_What needs to be done_:
Identify the lines that contain the string "tour" and copy all of them.

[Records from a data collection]
-----
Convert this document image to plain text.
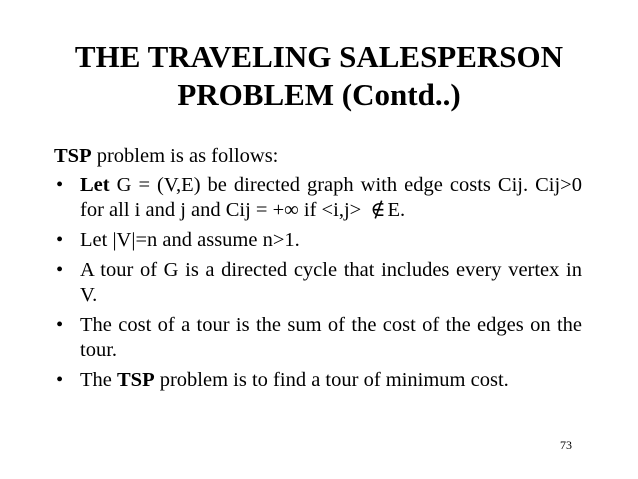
THE TRAVELING SALESPERSON
PROBLEM (Contd..)

TSP problem is as follows:

• Let G = (V,E) be directed graph with edge costs Cij. Cij>0 for all i and j and Cij = +∞ if <i,j> ∉E.
• Let |V|=n and assume n>1.
• A tour of G is a directed cycle that includes every vertex in V.
• The cost of a tour is the sum of the cost of the edges on the tour.
• The TSP problem is to find a tour of minimum cost.
73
-----
_Response to the exercise_:
• A tour of G is a directed cycle that includes every vertex in V.
• The cost of a tour is the sum of the cost of the edges on the tour.
• The TSP problem is to find a tour of minimum cost.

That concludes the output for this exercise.